SHORT PROBLEM: Return each line of the listing below, unchanged, and omit the images.

%%

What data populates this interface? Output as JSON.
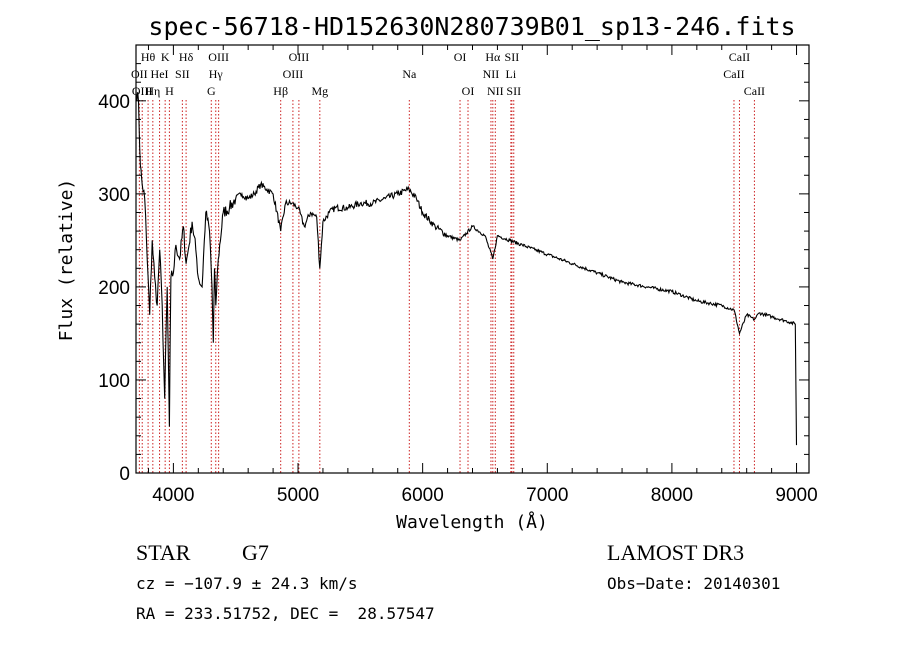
{
  "chart_data": {
    "type": "line",
    "title": "spec-56718-HD152630N280739B01_sp13-246.fits",
    "xlabel": "Wavelength (Å)",
    "ylabel": "Flux (relative)",
    "xlim": [
      3700,
      9100
    ],
    "ylim": [
      0,
      460
    ],
    "xticks": [
      4000,
      5000,
      6000,
      7000,
      8000,
      9000
    ],
    "yticks": [
      0,
      100,
      200,
      300,
      400
    ],
    "xtick_labels": [
      "4000",
      "5000",
      "6000",
      "7000",
      "8000",
      "9000"
    ],
    "ytick_labels": [
      "0",
      "100",
      "200",
      "300",
      "400"
    ],
    "series": [
      {
        "name": "spectrum",
        "x": [
          3700,
          3720,
          3735,
          3750,
          3770,
          3790,
          3810,
          3830,
          3850,
          3870,
          3890,
          3910,
          3930,
          3950,
          3968,
          3980,
          4000,
          4020,
          4050,
          4080,
          4102,
          4120,
          4150,
          4180,
          4200,
          4230,
          4260,
          4290,
          4310,
          4320,
          4330,
          4340,
          4360,
          4400,
          4450,
          4500,
          4550,
          4600,
          4650,
          4700,
          4750,
          4800,
          4861,
          4900,
          4950,
          5000,
          5050,
          5100,
          5150,
          5175,
          5200,
          5250,
          5300,
          5400,
          5500,
          5600,
          5700,
          5800,
          5890,
          5950,
          6000,
          6100,
          6200,
          6300,
          6400,
          6500,
          6563,
          6600,
          6700,
          6800,
          6900,
          7000,
          7200,
          7400,
          7600,
          7800,
          8000,
          8200,
          8400,
          8500,
          8542,
          8600,
          8662,
          8700,
          8800,
          8900,
          8950,
          8990,
          9000
        ],
        "y": [
          410,
          400,
          330,
          310,
          295,
          230,
          170,
          250,
          210,
          180,
          240,
          180,
          80,
          200,
          50,
          210,
          215,
          245,
          230,
          265,
          225,
          240,
          270,
          240,
          210,
          200,
          280,
          260,
          200,
          140,
          220,
          180,
          230,
          280,
          285,
          295,
          300,
          295,
          300,
          310,
          305,
          300,
          260,
          290,
          290,
          285,
          265,
          280,
          275,
          220,
          270,
          280,
          285,
          285,
          290,
          290,
          295,
          300,
          305,
          295,
          280,
          265,
          255,
          250,
          265,
          255,
          230,
          255,
          250,
          245,
          240,
          235,
          225,
          215,
          205,
          200,
          195,
          185,
          180,
          175,
          150,
          170,
          165,
          172,
          168,
          164,
          162,
          160,
          30
        ]
      }
    ],
    "lines": [
      {
        "name": "Hθ",
        "wl": 3797,
        "row": 0
      },
      {
        "name": "K",
        "wl": 3934,
        "row": 0
      },
      {
        "name": "Hδ",
        "wl": 4102,
        "row": 0
      },
      {
        "name": "OIII",
        "wl": 4363,
        "row": 0
      },
      {
        "name": "OIII",
        "wl": 5007,
        "row": 0
      },
      {
        "name": "OI",
        "wl": 6300,
        "row": 0
      },
      {
        "name": "Hα",
        "wl": 6563,
        "row": 0
      },
      {
        "name": "SII",
        "wl": 6716,
        "row": 0
      },
      {
        "name": "CaII",
        "wl": 8542,
        "row": 0
      },
      {
        "name": "OII",
        "wl": 3727,
        "row": 1
      },
      {
        "name": "HeI",
        "wl": 3889,
        "row": 1
      },
      {
        "name": "SII",
        "wl": 4072,
        "row": 1
      },
      {
        "name": "Hγ",
        "wl": 4340,
        "row": 1
      },
      {
        "name": "OIII",
        "wl": 4959,
        "row": 1
      },
      {
        "name": "Na",
        "wl": 5893,
        "row": 1
      },
      {
        "name": "NII",
        "wl": 6548,
        "row": 1
      },
      {
        "name": "Li",
        "wl": 6708,
        "row": 1
      },
      {
        "name": "CaII",
        "wl": 8498,
        "row": 1
      },
      {
        "name": "OIII",
        "wl": 3750,
        "row": 2
      },
      {
        "name": "Hη",
        "wl": 3835,
        "row": 2
      },
      {
        "name": "H",
        "wl": 3968,
        "row": 2
      },
      {
        "name": "G",
        "wl": 4304,
        "row": 2
      },
      {
        "name": "Hβ",
        "wl": 4861,
        "row": 2
      },
      {
        "name": "Mg",
        "wl": 5175,
        "row": 2
      },
      {
        "name": "OI",
        "wl": 6364,
        "row": 2
      },
      {
        "name": "NII",
        "wl": 6583,
        "row": 2
      },
      {
        "name": "SII",
        "wl": 6731,
        "row": 2
      },
      {
        "name": "CaII",
        "wl": 8662,
        "row": 2
      }
    ]
  },
  "info": {
    "class_label": "STAR",
    "subclass": "G7",
    "survey": "LAMOST DR3",
    "cz": "cz = −107.9 ± 24.3 km/s",
    "obs_date": "Obs−Date: 20140301",
    "radec": "RA = 233.51752, DEC =  28.57547"
  }
}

%%

EXERCISE ANSWER:
What data populates this interface? Output as JSON.
{
  "chart_data": {
    "type": "line",
    "title": "spec-56718-HD152630N280739B01_sp13-246.fits",
    "xlabel": "Wavelength (Å)",
    "ylabel": "Flux (relative)",
    "xlim": [
      3700,
      9100
    ],
    "ylim": [
      0,
      460
    ],
    "xticks": [
      4000,
      5000,
      6000,
      7000,
      8000,
      9000
    ],
    "yticks": [
      0,
      100,
      200,
      300,
      400
    ],
    "xtick_labels": [
      "4000",
      "5000",
      "6000",
      "7000",
      "8000",
      "9000"
    ],
    "ytick_labels": [
      "0",
      "100",
      "200",
      "300",
      "400"
    ],
    "series": [
      {
        "name": "spectrum",
        "x": [
          3700,
          3720,
          3735,
          3750,
          3770,
          3790,
          3810,
          3830,
          3850,
          3870,
          3890,
          3910,
          3930,
          3950,
          3968,
          3980,
          4000,
          4020,
          4050,
          4080,
          4102,
          4120,
          4150,
          4180,
          4200,
          4230,
          4260,
          4290,
          4310,
          4320,
          4330,
          4340,
          4360,
          4400,
          4450,
          4500,
          4550,
          4600,
          4650,
          4700,
          4750,
          4800,
          4861,
          4900,
          4950,
          5000,
          5050,
          5100,
          5150,
          5175,
          5200,
          5250,
          5300,
          5400,
          5500,
          5600,
          5700,
          5800,
          5890,
          5950,
          6000,
          6100,
          6200,
          6300,
          6400,
          6500,
          6563,
          6600,
          6700,
          6800,
          6900,
          7000,
          7200,
          7400,
          7600,
          7800,
          8000,
          8200,
          8400,
          8500,
          8542,
          8600,
          8662,
          8700,
          8800,
          8900,
          8950,
          8990,
          9000
        ],
        "y": [
          410,
          400,
          330,
          310,
          295,
          230,
          170,
          250,
          210,
          180,
          240,
          180,
          80,
          200,
          50,
          210,
          215,
          245,
          230,
          265,
          225,
          240,
          270,
          240,
          210,
          200,
          280,
          260,
          200,
          140,
          220,
          180,
          230,
          280,
          285,
          295,
          300,
          295,
          300,
          310,
          305,
          300,
          260,
          290,
          290,
          285,
          265,
          280,
          275,
          220,
          270,
          280,
          285,
          285,
          290,
          290,
          295,
          300,
          305,
          295,
          280,
          265,
          255,
          250,
          265,
          255,
          230,
          255,
          250,
          245,
          240,
          235,
          225,
          215,
          205,
          200,
          195,
          185,
          180,
          175,
          150,
          170,
          165,
          172,
          168,
          164,
          162,
          160,
          30
        ]
      }
    ],
    "lines": [
      {
        "name": "Hθ",
        "wl": 3797,
        "row": 0
      },
      {
        "name": "K",
        "wl": 3934,
        "row": 0
      },
      {
        "name": "Hδ",
        "wl": 4102,
        "row": 0
      },
      {
        "name": "OIII",
        "wl": 4363,
        "row": 0
      },
      {
        "name": "OIII",
        "wl": 5007,
        "row": 0
      },
      {
        "name": "OI",
        "wl": 6300,
        "row": 0
      },
      {
        "name": "Hα",
        "wl": 6563,
        "row": 0
      },
      {
        "name": "SII",
        "wl": 6716,
        "row": 0
      },
      {
        "name": "CaII",
        "wl": 8542,
        "row": 0
      },
      {
        "name": "OII",
        "wl": 3727,
        "row": 1
      },
      {
        "name": "HeI",
        "wl": 3889,
        "row": 1
      },
      {
        "name": "SII",
        "wl": 4072,
        "row": 1
      },
      {
        "name": "Hγ",
        "wl": 4340,
        "row": 1
      },
      {
        "name": "OIII",
        "wl": 4959,
        "row": 1
      },
      {
        "name": "Na",
        "wl": 5893,
        "row": 1
      },
      {
        "name": "NII",
        "wl": 6548,
        "row": 1
      },
      {
        "name": "Li",
        "wl": 6708,
        "row": 1
      },
      {
        "name": "CaII",
        "wl": 8498,
        "row": 1
      },
      {
        "name": "OIII",
        "wl": 3750,
        "row": 2
      },
      {
        "name": "Hη",
        "wl": 3835,
        "row": 2
      },
      {
        "name": "H",
        "wl": 3968,
        "row": 2
      },
      {
        "name": "G",
        "wl": 4304,
        "row": 2
      },
      {
        "name": "Hβ",
        "wl": 4861,
        "row": 2
      },
      {
        "name": "Mg",
        "wl": 5175,
        "row": 2
      },
      {
        "name": "OI",
        "wl": 6364,
        "row": 2
      },
      {
        "name": "NII",
        "wl": 6583,
        "row": 2
      },
      {
        "name": "SII",
        "wl": 6731,
        "row": 2
      },
      {
        "name": "CaII",
        "wl": 8662,
        "row": 2
      }
    ]
  },
  "info": {
    "class_label": "STAR",
    "subclass": "G7",
    "survey": "LAMOST DR3",
    "cz": "cz = −107.9 ± 24.3 km/s",
    "obs_date": "Obs−Date: 20140301",
    "radec": "RA = 233.51752, DEC =  28.57547"
  }
}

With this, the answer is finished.